CONSIGNAS:
1. Transcribe del fragmento sobre la obra de Conti el pasaje que empieza en las palabras "Su primer párrafo" y termina después de "caja de cristal.".
2. Renombra "tree-item" como "folder-node" en los registros, empezando en la línea que contiene "- pencil-icon[interactable]: [523, 181, 531, 189]" y terminando después de la que contiene "313, 114, 325]". Devuelve solo esas líneas, ambas incluidas, sin ningún otro cambio.

FRAGMENTO SELECCIONADO:
******************************
Bajamos a la cocina-comedor de la casa porque el taller
literario está arrancando y Juan Bautista Duizeide hace una introducción
a la obra de Conti: “El autor terminó de constituirse como tal en esta
casa y en este territorio. Me parece que el Delta, además de ser un
territorio que lo sedujo y al cual abordó como una suerte de etnógrafo,
estuvo en los cimientos de su obra madura. Y creo que siempre hubo una
gran afinidad entre Conti y la forma poética japonesa del haiku, con su
capacidad para hacernos sentir ambientes naturales a partir del detalle
significativo. El río salta a la cara de quien abre la novela Sudeste.
Su primer párrafo –en el que se retuerce y se alarga la frase como el
mismo arroyo Anguilas descripto, hasta desembocar en otra frase, el río
abierto– me parece uno de los inicios de novela más memorables. Conti
era capaz de infinitos matices relacionados con el agua, los vientos,
los cielos y el paso de las estaciones, con sus colores, sus rumores,
sus aromas. Pero no se limitó a ser un paisajista. Su río no es
naturaleza, sino territorio. Con sus hombres desasidos y a la orilla de
todo, con sus barcos, con sus naufragios. Su río es de historias, es
poesía, es metáfora: cifra la conjunción del desarraigo existencial con
los avatares políticos”.
La Casa Museo Sarmiento, resguardada para la historia en su caja de cristal.
(Imagen: Colectivo Modo B – Fetival Latinoamericano de Cine 2015)
******************************
DATOS MOSTRADOS:
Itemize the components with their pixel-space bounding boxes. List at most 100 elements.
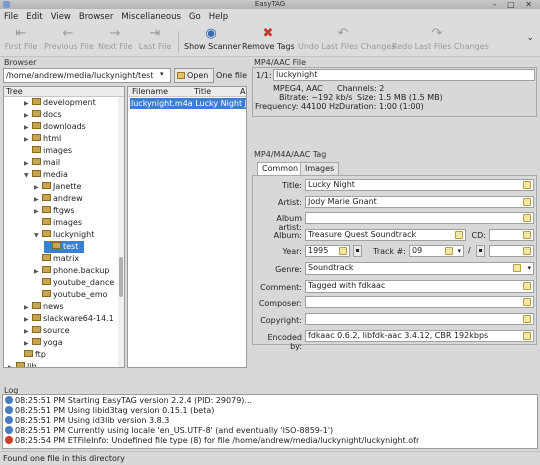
- pencil-icon[interactable]: [523, 181, 531, 189]
- pencil-icon[interactable]: [339, 247, 347, 255]
- artist-label: Artist:: [277, 198, 302, 207]
- tab-images[interactable]: Images: [300, 162, 340, 175]
- next-file-button[interactable]: → Next File: [98, 27, 133, 55]
- pencil-icon[interactable]: [523, 315, 531, 323]
- tree-item[interactable]: ▶ andrew: [34, 193, 83, 205]
- tab-common[interactable]: Common: [257, 162, 304, 175]
- menu-file[interactable]: File: [0, 9, 22, 25]
- comment-input[interactable]: Tagged with fdkaac: [305, 280, 534, 293]
- tree-item[interactable]: ▶ lib: [8, 361, 37, 367]
- menu-edit[interactable]: Edit: [22, 9, 46, 25]
- menu-view[interactable]: View: [47, 9, 75, 25]
- undo-icon: ↶: [337, 26, 349, 41]
- encoded-by-input[interactable]: fdkaac 0.6.2, libfdk-aac 3.4.12, CBR 192…: [305, 330, 534, 342]
- composer-input[interactable]: [305, 296, 534, 308]
- title-input[interactable]: Lucky Night: [305, 179, 534, 191]
- album-artist-input[interactable]: [305, 212, 534, 224]
- year-apply-button[interactable]: ▪: [353, 245, 362, 257]
- bitrate-info: Bitrate: ~192 kb/s: [279, 93, 353, 102]
- genre-dropdown-icon[interactable]: ▾: [527, 263, 531, 273]
- tree-item[interactable]: ▶ ftgws: [34, 205, 75, 217]
- window-title: EasyTAG: [254, 0, 286, 8]
- column-filename[interactable]: Filename: [132, 87, 168, 97]
- tree-item[interactable]: ftp: [16, 349, 46, 361]
- tree-item[interactable]: ▶ phone.backup: [34, 265, 110, 277]
- filename-input[interactable]: luckynight: [273, 69, 535, 81]
- folder-icon: [42, 266, 51, 273]
- tree-item[interactable]: matrix: [34, 253, 79, 265]
- tree-item[interactable]: ▶ source: [24, 325, 70, 337]
- tree-scrollbar-thumb[interactable]: [119, 257, 123, 297]
- open-button[interactable]: Open: [174, 68, 214, 83]
- pencil-icon[interactable]: [523, 198, 531, 206]
- tree-item[interactable]: ▶ html: [24, 133, 61, 145]
- track-input[interactable]: 09 ▾: [409, 245, 464, 257]
- pencil-icon[interactable]: [523, 214, 531, 222]
- tree-item[interactable]: ▶ slackware64-14.1: [24, 313, 114, 325]
- year-label: Year:: [282, 247, 303, 256]
- path-dropdown-icon[interactable]: ▾: [160, 70, 164, 78]
- menu-help[interactable]: Help: [205, 9, 232, 25]
- folder-icon: [32, 134, 41, 141]
- column-title[interactable]: Title: [194, 87, 211, 97]
- pencil-icon[interactable]: [523, 282, 531, 290]
- tree-item[interactable]: youtube_emo: [34, 289, 108, 301]
- pencil-icon[interactable]: [445, 247, 453, 255]
- tree-item[interactable]: ▼ luckynight: [34, 229, 94, 241]
- album-artist-label: Album artist:: [276, 214, 302, 232]
- menu-miscellaneous[interactable]: Miscellaneous: [117, 9, 185, 25]
- tree-item[interactable]: images: [34, 217, 82, 229]
- tree-item[interactable]: ▶ mail: [24, 157, 60, 169]
- tree-item[interactable]: images: [24, 145, 72, 157]
- pencil-icon[interactable]: [513, 264, 521, 272]
- chevron-down-icon[interactable]: ⌄: [526, 33, 534, 43]
- pencil-icon[interactable]: [523, 247, 531, 255]
- menu-browser[interactable]: Browser: [75, 9, 117, 25]
- log-list[interactable]: 08:25:51 PM Starting EasyTAG version 2.2…: [2, 394, 538, 449]
- browser-label: Browser: [4, 58, 37, 67]
- genre-select[interactable]: Soundtrack ▾: [305, 262, 534, 275]
- track-dropdown-icon[interactable]: ▾: [457, 246, 461, 256]
- tree-item[interactable]: ▶ docs: [24, 109, 62, 121]
- remove-tags-button[interactable]: ✖ Remove Tags: [242, 27, 295, 55]
- tree-scrollbar[interactable]: [118, 97, 124, 367]
- pencil-icon[interactable]: [455, 231, 463, 239]
- file-list[interactable]: Filename Title A luckynight.m4a Lucky Ni…: [127, 86, 247, 368]
- file-row[interactable]: luckynight.m4a Lucky Night Jo: [130, 98, 246, 109]
- tree-item[interactable]: ▼ media: [24, 169, 68, 181]
- tree-item[interactable]: ▶ downloads: [24, 121, 86, 133]
- channels-info: Channels: 2: [337, 84, 385, 93]
- tree-item[interactable]: ▶ Janette: [34, 181, 81, 193]
- artist-input[interactable]: Jody Marie Gnant: [305, 196, 534, 208]
- year-input[interactable]: 1995: [305, 245, 350, 257]
- show-scanner-button[interactable]: ◉ Show Scanner: [184, 27, 241, 55]
- first-file-icon: ⇤: [15, 26, 27, 41]
- cd-input[interactable]: [489, 229, 534, 241]
- tree-item-selected[interactable]: test: [44, 241, 84, 253]
- album-input[interactable]: Treasure Quest Soundtrack: [305, 229, 466, 241]
- directory-tree[interactable]: Tree ▶ development ▶ docs ▶ downloads ▶ html…: [3, 86, 125, 368]
- redo-button[interactable]: ↷ Redo Last Files Changes: [392, 26, 489, 55]
- pencil-icon[interactable]: [523, 231, 531, 239]
- copyright-input[interactable]: [305, 313, 534, 325]
- previous-file-button[interactable]: ← Previous File: [44, 27, 94, 55]
- track-apply-button[interactable]: ▪: [476, 245, 485, 257]
- path-input[interactable]: /home/andrew/media/luckynight/test: [3, 68, 171, 83]
- tree-item[interactable]: ▶ yoga: [24, 337, 63, 349]
- undo-button[interactable]: ↶ Undo Last Files Changes: [298, 26, 396, 55]
- redo-icon: ↷: [431, 26, 443, 41]
- column-artist[interactable]: A: [240, 87, 245, 97]
- track-total-input[interactable]: [489, 245, 534, 257]
- pencil-icon[interactable]: [523, 298, 531, 306]
- tree-item[interactable]: ▶ news: [24, 301, 64, 313]
- first-file-button[interactable]: ⇤ First File: [4, 27, 38, 55]
- tree-item[interactable]: youtube_dance: [34, 277, 114, 289]
- log-row: 08:25:51 PM Using libid3tag version 0.15…: [5, 405, 214, 416]
- menu-go[interactable]: Go: [185, 9, 205, 25]
- last-file-button[interactable]: ⇥ Last File: [138, 27, 172, 55]
- folder-icon: [32, 98, 41, 105]
- window-controls[interactable]: – □ ✕: [493, 0, 536, 9]
- tree-item[interactable]: ▶ development: [24, 97, 96, 109]
- pencil-icon[interactable]: [523, 332, 531, 340]
- toolbar-separator: [178, 31, 179, 53]
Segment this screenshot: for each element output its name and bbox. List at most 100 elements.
******************************
RESPUESTAS ESCRITAS:
1.
Su primer párrafo –en el que se retuerce y se alarga la frase como el
mismo arroyo Anguilas descripto, hasta desembocar en otra frase, el río
abierto– me parece uno de los inicios de novela más memorables. Conti
era capaz de infinitos matices relacionados con el agua, los vientos,
los cielos y el paso de las estaciones, con sus colores, sus rumores,
sus aromas. Pero no se limitó a ser un paisajista. Su río no es
naturaleza, sino territorio. Con sus hombres desasidos y a la orilla de
todo, con sus barcos, con sus naufragios. Su río es de historias, es
poesía, es metáfora: cifra la conjunción del desarraigo existencial con
los avatares políticos”.
La Casa Museo Sarmiento, resguardada para la historia en su caja de cristal.

2.
- pencil-icon[interactable]: [523, 181, 531, 189]
- pencil-icon[interactable]: [339, 247, 347, 255]
- artist-label: Artist:: [277, 198, 302, 207]
- tab-images[interactable]: Images: [300, 162, 340, 175]
- next-file-button[interactable]: → Next File: [98, 27, 133, 55]
- pencil-icon[interactable]: [523, 315, 531, 323]
- folder-node[interactable]: ▶ andrew: [34, 193, 83, 205]
- tab-common[interactable]: Common: [257, 162, 304, 175]
- menu-file[interactable]: File: [0, 9, 22, 25]
- comment-input[interactable]: Tagged with fdkaac: [305, 280, 534, 293]
- folder-node[interactable]: ▶ lib: [8, 361, 37, 367]
- menu-edit[interactable]: Edit: [22, 9, 46, 25]
- menu-view[interactable]: View: [47, 9, 75, 25]
- undo-icon: ↶: [337, 26, 349, 41]
- encoded-by-input[interactable]: fdkaac 0.6.2, libfdk-aac 3.4.12, CBR 192…: [305, 330, 534, 342]
- composer-input[interactable]: [305, 296, 534, 308]
- title-input[interactable]: Lucky Night: [305, 179, 534, 191]
- album-artist-input[interactable]: [305, 212, 534, 224]
- year-apply-button[interactable]: ▪: [353, 245, 362, 257]
- bitrate-info: Bitrate: ~192 kb/s: [279, 93, 353, 102]
- genre-dropdown-icon[interactable]: ▾: [527, 263, 531, 273]
- folder-node[interactable]: ▶ ftgws: [34, 205, 75, 217]
- window-title: EasyTAG: [254, 0, 286, 8]
- column-filename[interactable]: Filename: [132, 87, 168, 97]
- folder-node[interactable]: ftp: [16, 349, 46, 361]
- folder-node[interactable]: ▶ phone.backup: [34, 265, 110, 277]
- filename-input[interactable]: luckynight: [273, 69, 535, 81]
- folder-icon: [42, 266, 51, 273]
- folder-node[interactable]: matrix: [34, 253, 79, 265]
- folder-node[interactable]: ▶ source: [24, 325, 70, 337]
- tree-scrollbar-thumb[interactable]: [119, 257, 123, 297]
- open-button[interactable]: Open: [174, 68, 214, 83]
- pencil-icon[interactable]: [523, 198, 531, 206]
- folder-node[interactable]: ▶ html: [24, 133, 61, 145]
- track-input[interactable]: 09 ▾: [409, 245, 464, 257]
- pencil-icon[interactable]: [523, 214, 531, 222]
- folder-node[interactable]: ▶ slackware64-14.1: [24, 313, 114, 325]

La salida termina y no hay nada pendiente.